GIVEN TASK
From the entries that follow, pick out all lines holding "this".
====== INFORMATION GIVEN
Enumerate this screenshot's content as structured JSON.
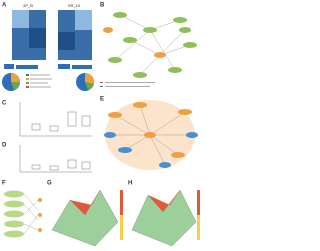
{
  "figure": {
    "panels": {
      "a": {
        "label": "A",
        "heatmaps": [
          "2P_B",
          "SS_10"
        ]
      },
      "b": {
        "label": "B"
      },
      "c": {
        "label": "C"
      },
      "d": {
        "label": "D"
      },
      "e": {
        "label": "E"
      },
      "f": {
        "label": "F"
      },
      "g": {
        "label": "G"
      },
      "h": {
        "label": "H"
      }
    }
  }
}
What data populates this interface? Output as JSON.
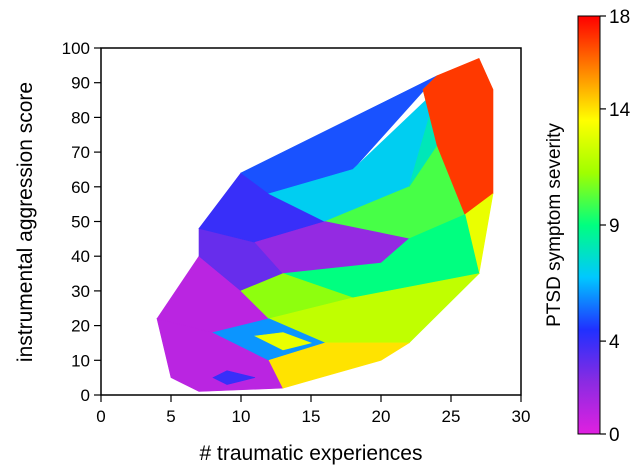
{
  "chart_data": {
    "type": "heatmap",
    "title": "",
    "xlabel": "# traumatic experiences",
    "ylabel": "instrumental aggression score",
    "xlim": [
      0,
      30
    ],
    "ylim": [
      0,
      100
    ],
    "xticks": [
      0,
      5,
      10,
      15,
      20,
      25,
      30
    ],
    "yticks": [
      0,
      10,
      20,
      30,
      40,
      50,
      60,
      70,
      80,
      90,
      100
    ],
    "grid": false,
    "colorbar": {
      "label": "PTSD symptom severity",
      "range": [
        0,
        18
      ],
      "ticks": [
        0,
        4,
        9,
        14,
        18
      ],
      "colors": [
        "#e020e0",
        "#8a2be2",
        "#2030ff",
        "#00c8ff",
        "#00ff80",
        "#a0ff00",
        "#ffff00",
        "#ff8000",
        "#ff0000"
      ]
    },
    "hull": [
      [
        4,
        22
      ],
      [
        5,
        5
      ],
      [
        7,
        1
      ],
      [
        13,
        2
      ],
      [
        20,
        10
      ],
      [
        22,
        15
      ],
      [
        27,
        35
      ],
      [
        28,
        88
      ],
      [
        27,
        97
      ],
      [
        24,
        92
      ],
      [
        10,
        64
      ],
      [
        7,
        48
      ]
    ],
    "regions": [
      {
        "vertices": [
          [
            4,
            22
          ],
          [
            5,
            5
          ],
          [
            7,
            1
          ],
          [
            13,
            2
          ],
          [
            12,
            10
          ],
          [
            8,
            18
          ]
        ],
        "severity": 1
      },
      {
        "vertices": [
          [
            4,
            22
          ],
          [
            8,
            18
          ],
          [
            12,
            22
          ],
          [
            10,
            30
          ],
          [
            7,
            40
          ]
        ],
        "severity": 1
      },
      {
        "vertices": [
          [
            7,
            40
          ],
          [
            10,
            30
          ],
          [
            13,
            35
          ],
          [
            11,
            44
          ],
          [
            7,
            48
          ]
        ],
        "severity": 3
      },
      {
        "vertices": [
          [
            7,
            48
          ],
          [
            11,
            44
          ],
          [
            16,
            50
          ],
          [
            12,
            58
          ],
          [
            10,
            64
          ]
        ],
        "severity": 4
      },
      {
        "vertices": [
          [
            10,
            64
          ],
          [
            12,
            58
          ],
          [
            18,
            65
          ],
          [
            24,
            92
          ]
        ],
        "severity": 5
      },
      {
        "vertices": [
          [
            12,
            58
          ],
          [
            16,
            50
          ],
          [
            22,
            60
          ],
          [
            24,
            88
          ],
          [
            18,
            65
          ]
        ],
        "severity": 7
      },
      {
        "vertices": [
          [
            16,
            50
          ],
          [
            22,
            45
          ],
          [
            26,
            52
          ],
          [
            24,
            72
          ],
          [
            22,
            60
          ]
        ],
        "severity": 10
      },
      {
        "vertices": [
          [
            22,
            60
          ],
          [
            24,
            72
          ],
          [
            23,
            88
          ],
          [
            24,
            92
          ],
          [
            24,
            88
          ]
        ],
        "severity": 8
      },
      {
        "vertices": [
          [
            24,
            72
          ],
          [
            26,
            52
          ],
          [
            28,
            58
          ],
          [
            28,
            88
          ],
          [
            27,
            97
          ],
          [
            24,
            92
          ],
          [
            23,
            88
          ]
        ],
        "severity": 17
      },
      {
        "vertices": [
          [
            26,
            52
          ],
          [
            27,
            35
          ],
          [
            28,
            58
          ]
        ],
        "severity": 13
      },
      {
        "vertices": [
          [
            11,
            44
          ],
          [
            13,
            35
          ],
          [
            20,
            38
          ],
          [
            22,
            45
          ],
          [
            16,
            50
          ]
        ],
        "severity": 2
      },
      {
        "vertices": [
          [
            13,
            35
          ],
          [
            18,
            28
          ],
          [
            27,
            35
          ],
          [
            26,
            52
          ],
          [
            22,
            45
          ],
          [
            20,
            38
          ]
        ],
        "severity": 9
      },
      {
        "vertices": [
          [
            10,
            30
          ],
          [
            12,
            22
          ],
          [
            18,
            28
          ],
          [
            13,
            35
          ]
        ],
        "severity": 11
      },
      {
        "vertices": [
          [
            12,
            22
          ],
          [
            16,
            15
          ],
          [
            22,
            15
          ],
          [
            27,
            35
          ],
          [
            18,
            28
          ]
        ],
        "severity": 12
      },
      {
        "vertices": [
          [
            8,
            18
          ],
          [
            12,
            10
          ],
          [
            16,
            15
          ],
          [
            12,
            22
          ]
        ],
        "severity": 6
      },
      {
        "vertices": [
          [
            12,
            10
          ],
          [
            13,
            2
          ],
          [
            20,
            10
          ],
          [
            22,
            15
          ],
          [
            16,
            15
          ]
        ],
        "severity": 14
      },
      {
        "vertices": [
          [
            11,
            17
          ],
          [
            13,
            13
          ],
          [
            15,
            15
          ],
          [
            13,
            18
          ]
        ],
        "severity": 13
      },
      {
        "vertices": [
          [
            8,
            5
          ],
          [
            9,
            3
          ],
          [
            11,
            5
          ],
          [
            9,
            7
          ]
        ],
        "severity": 4
      }
    ]
  }
}
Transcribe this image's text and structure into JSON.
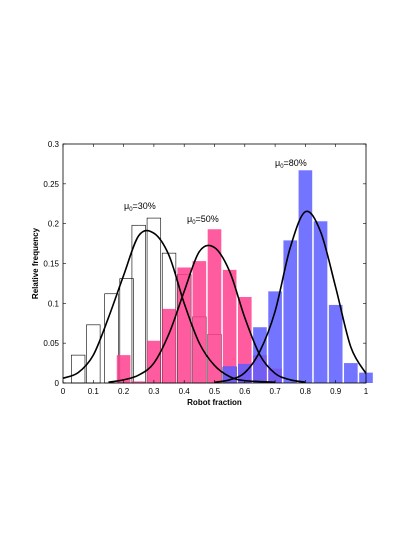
{
  "chart_data": {
    "type": "bar",
    "title": "",
    "xlabel": "Robot fraction",
    "ylabel": "Relative frequency",
    "xlim": [
      0,
      1
    ],
    "ylim": [
      0,
      0.3
    ],
    "xticks": [
      "0",
      "0.1",
      "0.2",
      "0.3",
      "0.4",
      "0.5",
      "0.6",
      "0.7",
      "0.8",
      "0.9",
      "1"
    ],
    "yticks": [
      "0",
      "0.05",
      "0.1",
      "0.15",
      "0.2",
      "0.25",
      "0.3"
    ],
    "grid": false,
    "series": [
      {
        "key": "mu30",
        "annotation": {
          "prefix": "μ",
          "sub": "0",
          "suffix": "=30%"
        },
        "color": "#000000",
        "bars": [
          {
            "x": 0.05,
            "y": 0.035
          },
          {
            "x": 0.1,
            "y": 0.073
          },
          {
            "x": 0.16,
            "y": 0.112
          },
          {
            "x": 0.21,
            "y": 0.131
          },
          {
            "x": 0.25,
            "y": 0.198
          },
          {
            "x": 0.3,
            "y": 0.207
          },
          {
            "x": 0.35,
            "y": 0.163
          },
          {
            "x": 0.4,
            "y": 0.136
          },
          {
            "x": 0.45,
            "y": 0.083
          },
          {
            "x": 0.5,
            "y": 0.061
          },
          {
            "x": 0.55,
            "y": 0.02
          }
        ],
        "curve": [
          {
            "x": 0.0,
            "y": 0.006
          },
          {
            "x": 0.05,
            "y": 0.013
          },
          {
            "x": 0.1,
            "y": 0.035
          },
          {
            "x": 0.15,
            "y": 0.082
          },
          {
            "x": 0.2,
            "y": 0.135
          },
          {
            "x": 0.25,
            "y": 0.185
          },
          {
            "x": 0.3,
            "y": 0.188
          },
          {
            "x": 0.35,
            "y": 0.16
          },
          {
            "x": 0.4,
            "y": 0.1
          },
          {
            "x": 0.45,
            "y": 0.05
          },
          {
            "x": 0.5,
            "y": 0.022
          },
          {
            "x": 0.55,
            "y": 0.008
          },
          {
            "x": 0.6,
            "y": 0.003
          },
          {
            "x": 0.7,
            "y": 0.001
          }
        ]
      },
      {
        "key": "mu50",
        "annotation": {
          "prefix": "μ",
          "sub": "0",
          "suffix": "=50%"
        },
        "color": "#ff3f8f",
        "bars": [
          {
            "x": 0.2,
            "y": 0.035
          },
          {
            "x": 0.25,
            "y": 0.002
          },
          {
            "x": 0.3,
            "y": 0.053
          },
          {
            "x": 0.35,
            "y": 0.093
          },
          {
            "x": 0.4,
            "y": 0.145
          },
          {
            "x": 0.45,
            "y": 0.153
          },
          {
            "x": 0.5,
            "y": 0.193
          },
          {
            "x": 0.55,
            "y": 0.142
          },
          {
            "x": 0.6,
            "y": 0.108
          },
          {
            "x": 0.65,
            "y": 0.035
          },
          {
            "x": 0.7,
            "y": 0.018
          }
        ],
        "curve": [
          {
            "x": 0.15,
            "y": 0.001
          },
          {
            "x": 0.2,
            "y": 0.004
          },
          {
            "x": 0.25,
            "y": 0.01
          },
          {
            "x": 0.3,
            "y": 0.025
          },
          {
            "x": 0.35,
            "y": 0.062
          },
          {
            "x": 0.4,
            "y": 0.115
          },
          {
            "x": 0.45,
            "y": 0.165
          },
          {
            "x": 0.5,
            "y": 0.17
          },
          {
            "x": 0.55,
            "y": 0.14
          },
          {
            "x": 0.6,
            "y": 0.082
          },
          {
            "x": 0.65,
            "y": 0.035
          },
          {
            "x": 0.7,
            "y": 0.012
          },
          {
            "x": 0.75,
            "y": 0.004
          },
          {
            "x": 0.8,
            "y": 0.001
          }
        ]
      },
      {
        "key": "mu80",
        "annotation": {
          "prefix": "μ",
          "sub": "0",
          "suffix": "=80%"
        },
        "color": "#5a5cff",
        "bars": [
          {
            "x": 0.55,
            "y": 0.021
          },
          {
            "x": 0.6,
            "y": 0.024
          },
          {
            "x": 0.65,
            "y": 0.07
          },
          {
            "x": 0.7,
            "y": 0.115
          },
          {
            "x": 0.75,
            "y": 0.179
          },
          {
            "x": 0.8,
            "y": 0.267
          },
          {
            "x": 0.85,
            "y": 0.203
          },
          {
            "x": 0.9,
            "y": 0.098
          },
          {
            "x": 0.95,
            "y": 0.025
          },
          {
            "x": 1.0,
            "y": 0.013
          }
        ],
        "curve": [
          {
            "x": 0.5,
            "y": 0.001
          },
          {
            "x": 0.55,
            "y": 0.004
          },
          {
            "x": 0.6,
            "y": 0.013
          },
          {
            "x": 0.65,
            "y": 0.04
          },
          {
            "x": 0.7,
            "y": 0.09
          },
          {
            "x": 0.75,
            "y": 0.17
          },
          {
            "x": 0.8,
            "y": 0.215
          },
          {
            "x": 0.85,
            "y": 0.19
          },
          {
            "x": 0.9,
            "y": 0.12
          },
          {
            "x": 0.95,
            "y": 0.045
          },
          {
            "x": 1.0,
            "y": 0.012
          }
        ]
      }
    ]
  }
}
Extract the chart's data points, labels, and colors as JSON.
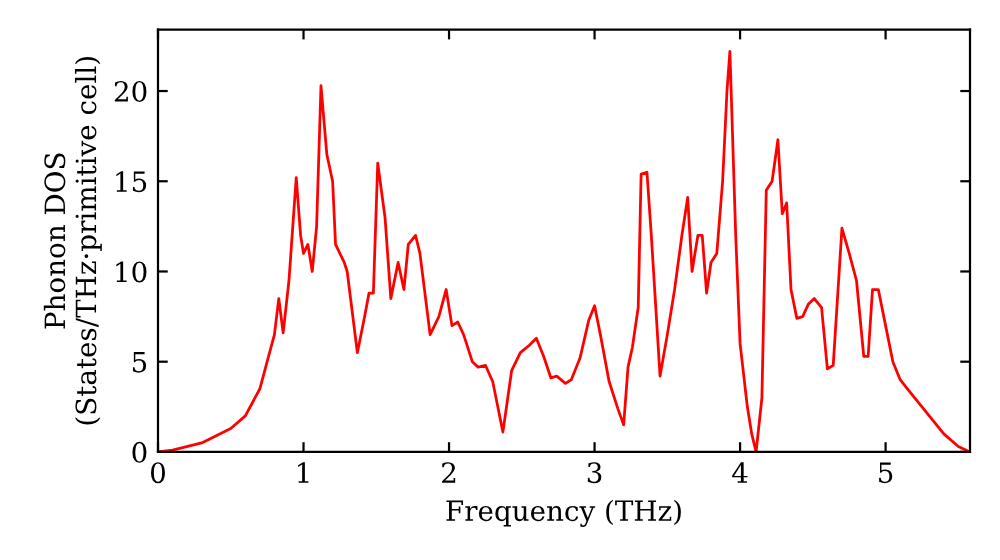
{
  "chart_data": {
    "type": "line",
    "xlabel": "Frequency (THz)",
    "ylabel": "Phonon DOS\n(States/THz·primitive cell)",
    "x": [
      0,
      0.1,
      0.3,
      0.5,
      0.6,
      0.7,
      0.75,
      0.8,
      0.83,
      0.86,
      0.9,
      0.95,
      0.98,
      1.0,
      1.03,
      1.06,
      1.09,
      1.12,
      1.16,
      1.2,
      1.22,
      1.28,
      1.3,
      1.37,
      1.42,
      1.45,
      1.48,
      1.51,
      1.56,
      1.6,
      1.65,
      1.69,
      1.72,
      1.77,
      1.8,
      1.87,
      1.93,
      1.98,
      2.02,
      2.06,
      2.1,
      2.16,
      2.2,
      2.25,
      2.3,
      2.37,
      2.43,
      2.49,
      2.55,
      2.6,
      2.65,
      2.7,
      2.74,
      2.8,
      2.84,
      2.9,
      2.96,
      3.0,
      3.04,
      3.1,
      3.16,
      3.2,
      3.23,
      3.26,
      3.3,
      3.32,
      3.36,
      3.39,
      3.45,
      3.5,
      3.55,
      3.6,
      3.64,
      3.67,
      3.71,
      3.74,
      3.77,
      3.8,
      3.84,
      3.88,
      3.91,
      3.93,
      3.97,
      4.0,
      4.05,
      4.08,
      4.11,
      4.15,
      4.18,
      4.22,
      4.26,
      4.29,
      4.32,
      4.35,
      4.39,
      4.43,
      4.47,
      4.51,
      4.56,
      4.6,
      4.64,
      4.7,
      4.75,
      4.8,
      4.85,
      4.88,
      4.91,
      4.95,
      5.0,
      5.05,
      5.1,
      5.15,
      5.2,
      5.3,
      5.4,
      5.5,
      5.58
    ],
    "series": [
      {
        "color": "#ff0000",
        "values": [
          0,
          0.1,
          0.5,
          1.3,
          2.0,
          3.5,
          5,
          6.5,
          8.5,
          6.6,
          9.5,
          15.2,
          12,
          11,
          11.5,
          10,
          12.5,
          20.3,
          16.5,
          15,
          11.5,
          10.5,
          10,
          5.5,
          7.5,
          8.8,
          8.8,
          16,
          13,
          8.5,
          10.5,
          9,
          11.5,
          12,
          11,
          6.5,
          7.5,
          9,
          7,
          7.2,
          6.5,
          5,
          4.7,
          4.8,
          3.9,
          1.1,
          4.5,
          5.5,
          5.9,
          6.3,
          5.3,
          4.1,
          4.2,
          3.8,
          4,
          5.2,
          7.3,
          8.1,
          6.5,
          3.9,
          2.4,
          1.5,
          4.7,
          5.8,
          8,
          15.4,
          15.5,
          12,
          4.2,
          6.5,
          9,
          12,
          14.1,
          10,
          12,
          12,
          8.8,
          10.5,
          11,
          15,
          20,
          22.2,
          12,
          6,
          2.5,
          1,
          0,
          3,
          14.5,
          15,
          17.3,
          13.2,
          13.8,
          9,
          7.4,
          7.5,
          8.2,
          8.5,
          8,
          4.6,
          4.8,
          12.4,
          11,
          9.5,
          5.3,
          5.3,
          9,
          9,
          7,
          5,
          4,
          3.5,
          3,
          2,
          1,
          0.3,
          0
        ]
      }
    ],
    "xlim": [
      0,
      5.58
    ],
    "ylim": [
      0,
      23.4
    ],
    "xticks": [
      0,
      1,
      2,
      3,
      4,
      5
    ],
    "yticks": [
      0,
      5,
      10,
      15,
      20
    ],
    "grid": false,
    "legend": false,
    "marker": "none",
    "line_style": "solid"
  }
}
============
FINAL RESULT
Enumerate this screenshot's content as structured JSON.
What data populates this interface? Output as JSON.
Transcribe this image's text and structure into JSON.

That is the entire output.